# RAW RECORDS:

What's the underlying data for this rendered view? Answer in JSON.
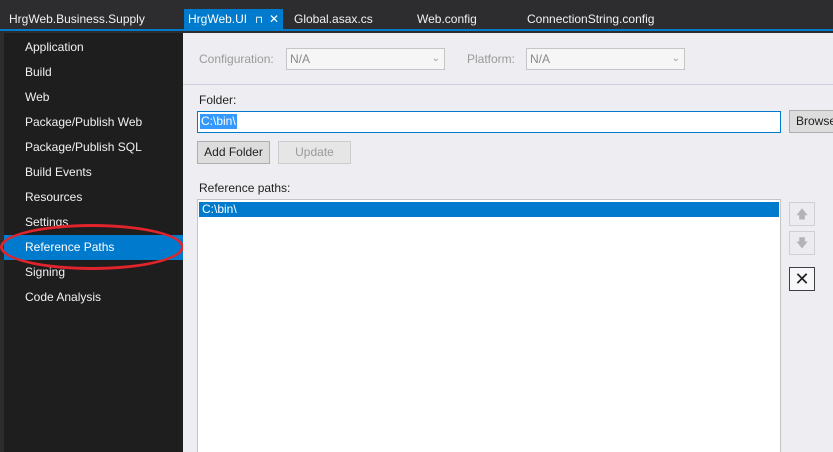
{
  "tabs": [
    {
      "label": "HrgWeb.Business.Supply"
    },
    {
      "label": "HrgWeb.UI",
      "pin": "⊓",
      "close": "✕"
    },
    {
      "label": "Global.asax.cs"
    },
    {
      "label": "Web.config"
    },
    {
      "label": "ConnectionString.config"
    }
  ],
  "sidebar": {
    "items": [
      {
        "label": "Application"
      },
      {
        "label": "Build"
      },
      {
        "label": "Web"
      },
      {
        "label": "Package/Publish Web"
      },
      {
        "label": "Package/Publish SQL"
      },
      {
        "label": "Build Events"
      },
      {
        "label": "Resources"
      },
      {
        "label": "Settings"
      },
      {
        "label": "Reference Paths"
      },
      {
        "label": "Signing"
      },
      {
        "label": "Code Analysis"
      }
    ],
    "selected": "Reference Paths"
  },
  "config": {
    "configuration_label": "Configuration:",
    "configuration_value": "N/A",
    "platform_label": "Platform:",
    "platform_value": "N/A"
  },
  "folder": {
    "label": "Folder:",
    "value": "C:\\bin\\",
    "browse_label": "Browse",
    "add_label": "Add Folder",
    "update_label": "Update"
  },
  "reference": {
    "label": "Reference paths:",
    "paths": [
      "C:\\bin\\"
    ],
    "up_icon": "arrow-up",
    "down_icon": "arrow-down",
    "remove_icon": "x-mark"
  },
  "colors": {
    "accent": "#007acc",
    "annotation": "#e0242b"
  }
}
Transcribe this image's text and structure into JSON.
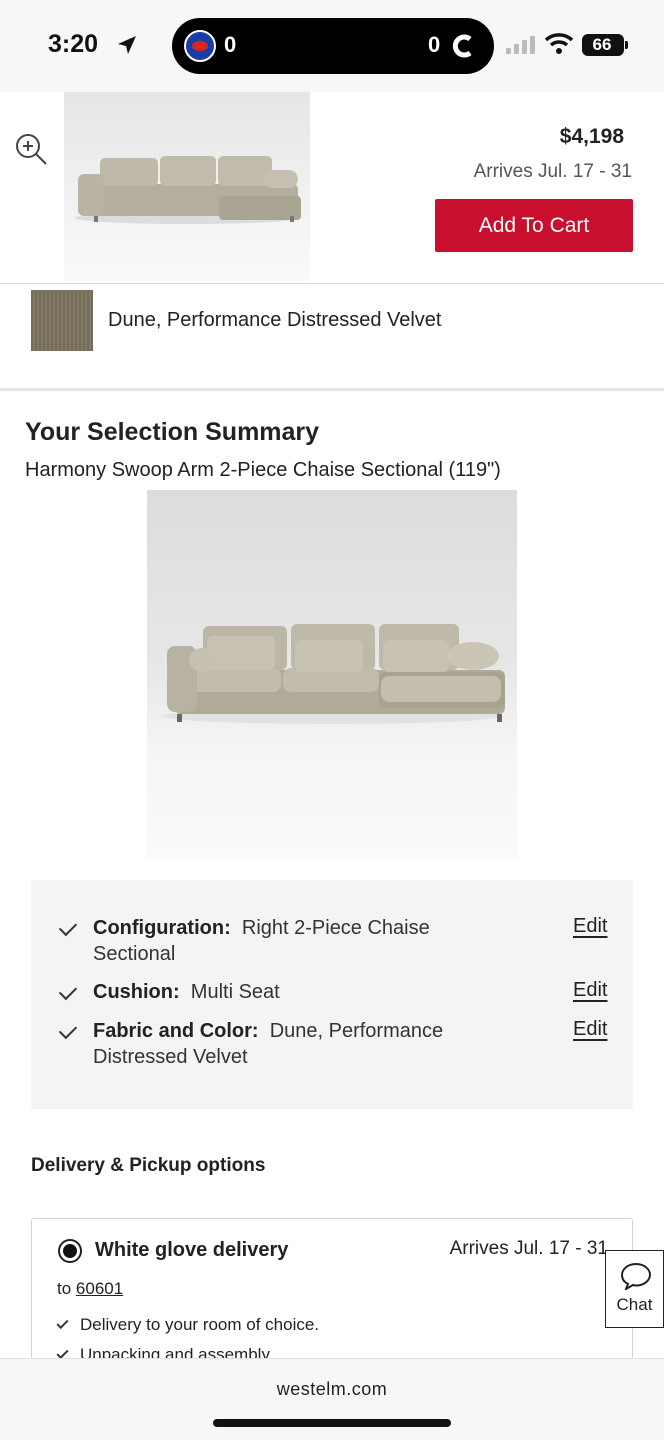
{
  "status_bar": {
    "time": "3:20",
    "score_left": "0",
    "score_right": "0",
    "battery": "66"
  },
  "sticky_header": {
    "price": "$4,198",
    "arrives": "Arrives Jul. 17 - 31",
    "add_to_cart_label": "Add To Cart"
  },
  "fabric": {
    "label": "Dune, Performance Distressed Velvet",
    "swatch_color": "#b0aa9a"
  },
  "summary": {
    "title": "Your Selection Summary",
    "product_name": "Harmony Swoop Arm 2-Piece Chaise Sectional (119\")",
    "options": [
      {
        "label": "Configuration:",
        "value": "Right 2-Piece Chaise Sectional",
        "edit": "Edit"
      },
      {
        "label": "Cushion:",
        "value": "Multi Seat",
        "edit": "Edit"
      },
      {
        "label": "Fabric and Color:",
        "value": "Dune, Performance Distressed Velvet",
        "edit": "Edit"
      }
    ]
  },
  "delivery": {
    "title": "Delivery & Pickup options",
    "option_title": "White glove delivery",
    "arrives": "Arrives Jul. 17 - 31",
    "to_prefix": "to",
    "zip": "60601",
    "perks": [
      "Delivery to your room of choice.",
      "Unpacking and assembly."
    ]
  },
  "chat": {
    "label": "Chat"
  },
  "browser": {
    "domain": "westelm.com"
  },
  "colors": {
    "accent": "#c8102e",
    "panel": "#f4f4f4"
  }
}
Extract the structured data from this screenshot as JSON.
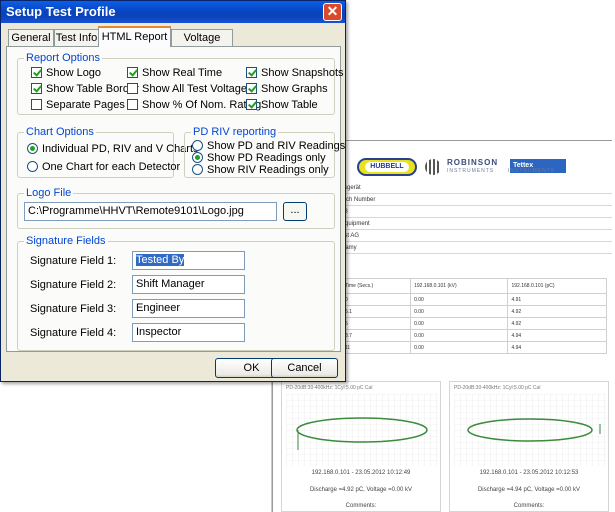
{
  "dialog": {
    "title": "Setup Test Profile",
    "close_glyph": "✕",
    "tabs": [
      {
        "label": "General"
      },
      {
        "label": "Test Info"
      },
      {
        "label": "HTML Report"
      },
      {
        "label": "Voltage Profile"
      }
    ],
    "active_tab": "HTML Report",
    "report_options": {
      "title": "Report Options",
      "items": [
        {
          "label": "Show Logo",
          "checked": true
        },
        {
          "label": "Show Real Time",
          "checked": true
        },
        {
          "label": "Show Snapshots",
          "checked": true
        },
        {
          "label": "Show Table Border",
          "checked": true
        },
        {
          "label": "Show All Test Voltages",
          "checked": false
        },
        {
          "label": "Show Graphs",
          "checked": true
        },
        {
          "label": "Separate Pages",
          "checked": false
        },
        {
          "label": "Show % Of Nom. Rating",
          "checked": false
        },
        {
          "label": "Show Table",
          "checked": true
        }
      ]
    },
    "chart_options": {
      "title": "Chart Options",
      "items": [
        {
          "label": "Individual PD, RIV and V Charts",
          "selected": true
        },
        {
          "label": "One Chart for each Detector",
          "selected": false
        }
      ]
    },
    "pd_riv": {
      "title": "PD RIV reporting",
      "items": [
        {
          "label": "Show PD and RIV Readings",
          "selected": false
        },
        {
          "label": "Show PD Readings only",
          "selected": true
        },
        {
          "label": "Show RIV Readings only",
          "selected": false
        }
      ]
    },
    "logo_file": {
      "title": "Logo File",
      "path": "C:\\Programme\\HHVT\\Remote9101\\Logo.jpg",
      "browse_label": "..."
    },
    "signature_fields": {
      "title": "Signature Fields",
      "fields": [
        {
          "label": "Signature Field 1:",
          "value": "Tested By"
        },
        {
          "label": "Signature Field 2:",
          "value": "Shift Manager"
        },
        {
          "label": "Signature Field 3:",
          "value": "Engineer"
        },
        {
          "label": "Signature Field 4:",
          "value": "Inspector"
        }
      ]
    },
    "ok_label": "OK",
    "cancel_label": "Cancel"
  },
  "report": {
    "logos": {
      "hubbell": "HUBBELL",
      "robinson": "ROBINSON",
      "robinson_sub": "INSTRUMENTS",
      "tettex": "Tettex",
      "tettex_sub": "INSTRUMENTS"
    },
    "info_rows": [
      "ssgerät",
      "atch Number",
      "88",
      "Equipment",
      "est AG",
      "wamy"
    ],
    "table": {
      "headers": [
        "Time (Secs.)",
        "192.168.0.101 (kV)",
        "192.168.0.101 (pC)"
      ],
      "rows": [
        [
          "0",
          "0.00",
          "4.91"
        ],
        [
          "5.1",
          "0.00",
          "4.92"
        ],
        [
          "5",
          "0.00",
          "4.92"
        ],
        [
          "8.7",
          "0.00",
          "4.94"
        ],
        [
          "11",
          "0.00",
          "4.94"
        ]
      ]
    },
    "graphs": [
      {
        "label": "PD-20dB:30-400kHz: 1Cyl:5.00 pC Cal",
        "caption": "192.168.0.101 - 23.05.2012 10:12:49",
        "discharge": "Discharge =4.92 pC, Voltage =0.00 kV",
        "comments": "Comments:"
      },
      {
        "label": "PD-20dB:30-400kHz: 1Cyl:5.00 pC Cal",
        "caption": "192.168.0.101 - 23.05.2012 10:12:53",
        "discharge": "Discharge =4.94 pC, Voltage =0.00 kV",
        "comments": "Comments:"
      }
    ]
  },
  "colors": {
    "group_title": "#0046d5",
    "titlebar": "#0845c2",
    "ellipse": "#3c8a3c",
    "tab_highlight": "#e68b2c"
  }
}
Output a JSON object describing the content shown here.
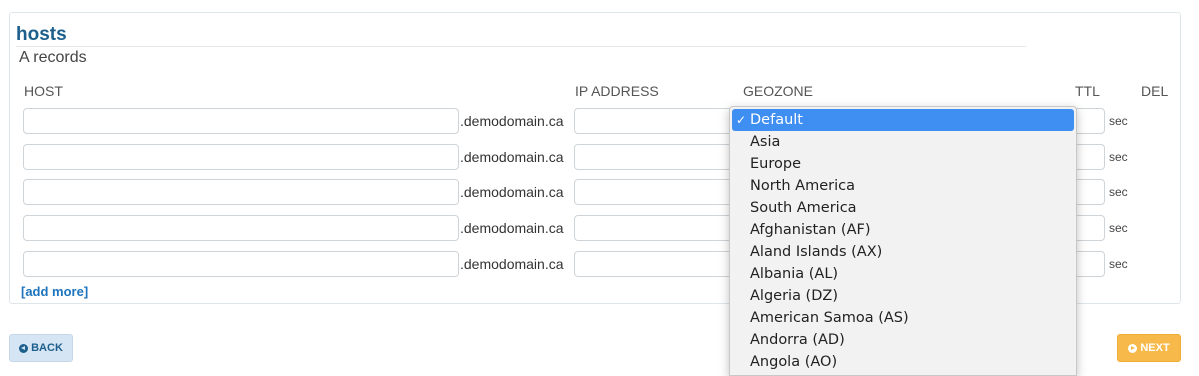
{
  "section": {
    "title": "hosts",
    "subtitle": "A records"
  },
  "columns": {
    "host": "HOST",
    "ip": "IP ADDRESS",
    "geozone": "GEOZONE",
    "ttl": "TTL",
    "del": "DEL"
  },
  "rows": [
    {
      "host": "",
      "suffix": ".demodomain.ca",
      "ip": "",
      "ttl": "",
      "ttl_unit": "sec"
    },
    {
      "host": "",
      "suffix": ".demodomain.ca",
      "ip": "",
      "ttl": "",
      "ttl_unit": "sec"
    },
    {
      "host": "",
      "suffix": ".demodomain.ca",
      "ip": "",
      "ttl": "",
      "ttl_unit": "sec"
    },
    {
      "host": "",
      "suffix": ".demodomain.ca",
      "ip": "",
      "ttl": "",
      "ttl_unit": "sec"
    },
    {
      "host": "",
      "suffix": ".demodomain.ca",
      "ip": "",
      "ttl": "",
      "ttl_unit": "sec"
    }
  ],
  "add_more": "[add more]",
  "geozone_dropdown": {
    "selected": "Default",
    "check_mark": "✓",
    "options": [
      "Default",
      "Asia",
      "Europe",
      "North America",
      "South America",
      "Afghanistan (AF)",
      "Aland Islands (AX)",
      "Albania (AL)",
      "Algeria (DZ)",
      "American Samoa (AS)",
      "Andorra (AD)",
      "Angola (AO)"
    ]
  },
  "buttons": {
    "back": "BACK",
    "next": "NEXT"
  },
  "colors": {
    "title": "#1d5f8c",
    "link": "#1d73be",
    "selected_option": "#3f8ef2",
    "next_button": "#f7b94a",
    "back_button": "#d5e5f3"
  }
}
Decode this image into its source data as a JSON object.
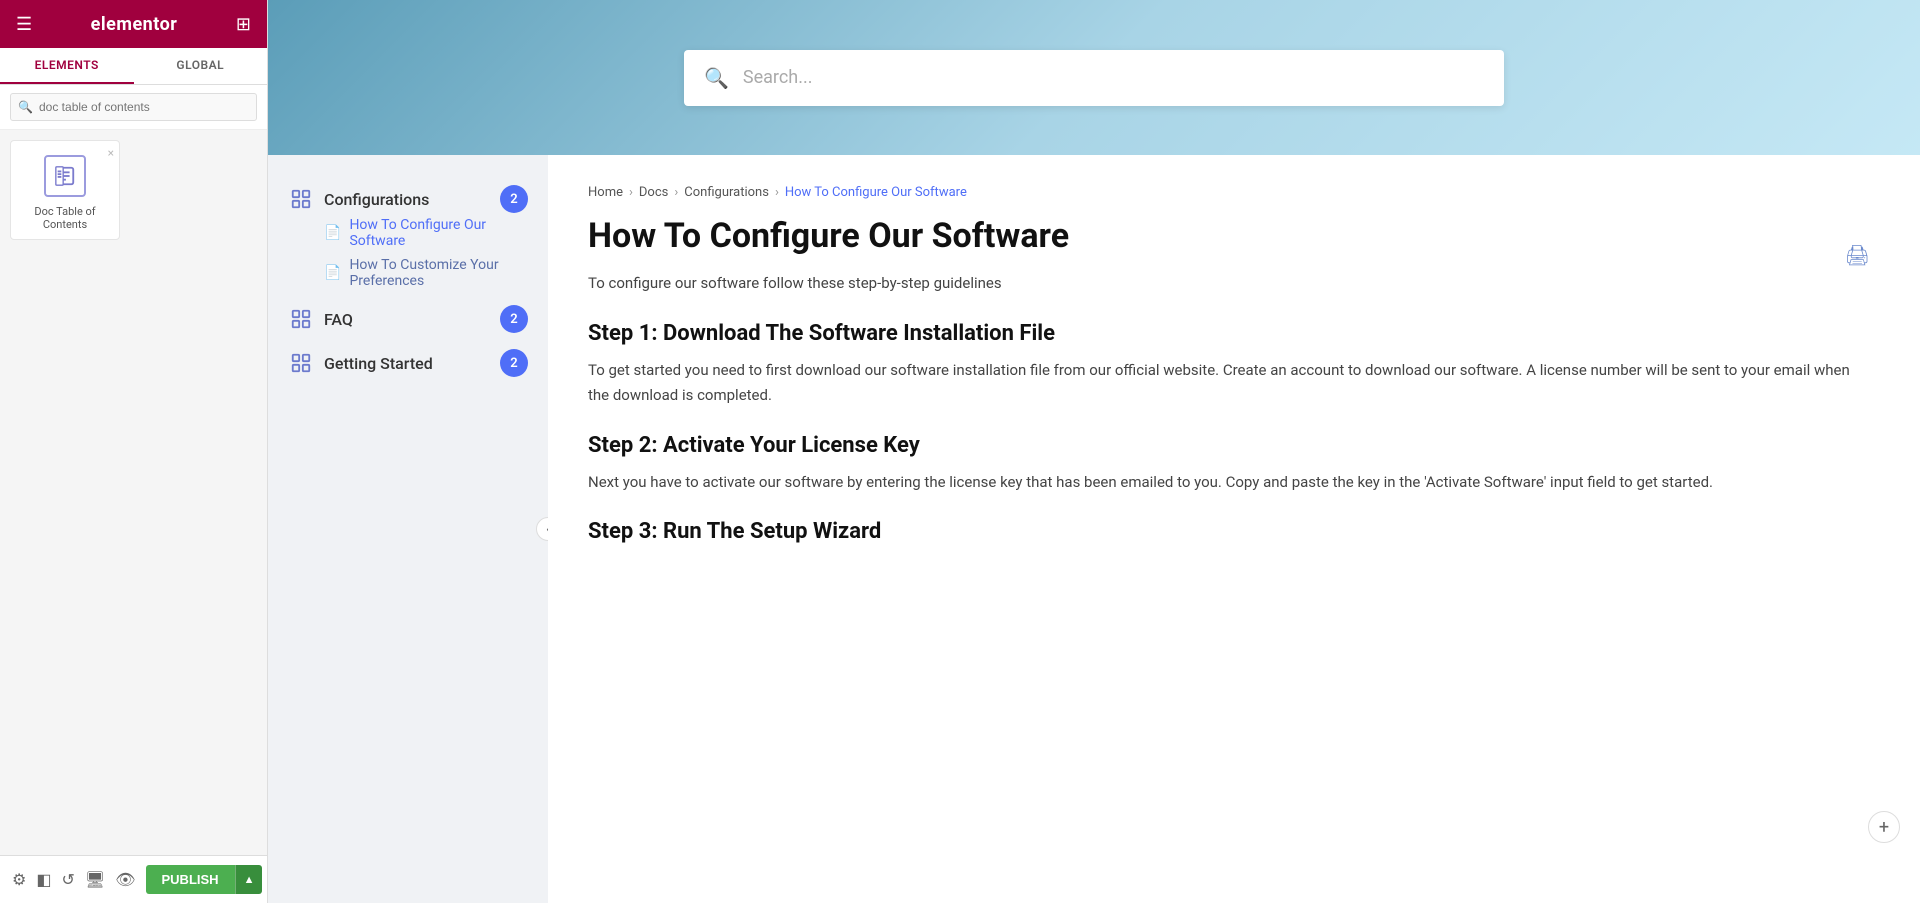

# REQUIRED TASK:
Look through the records and gather every line containing "object".

# PROBLEM SOLUTION:
Output a JSON object describing the content shown here.
Decode this image into its source data as a JSON object.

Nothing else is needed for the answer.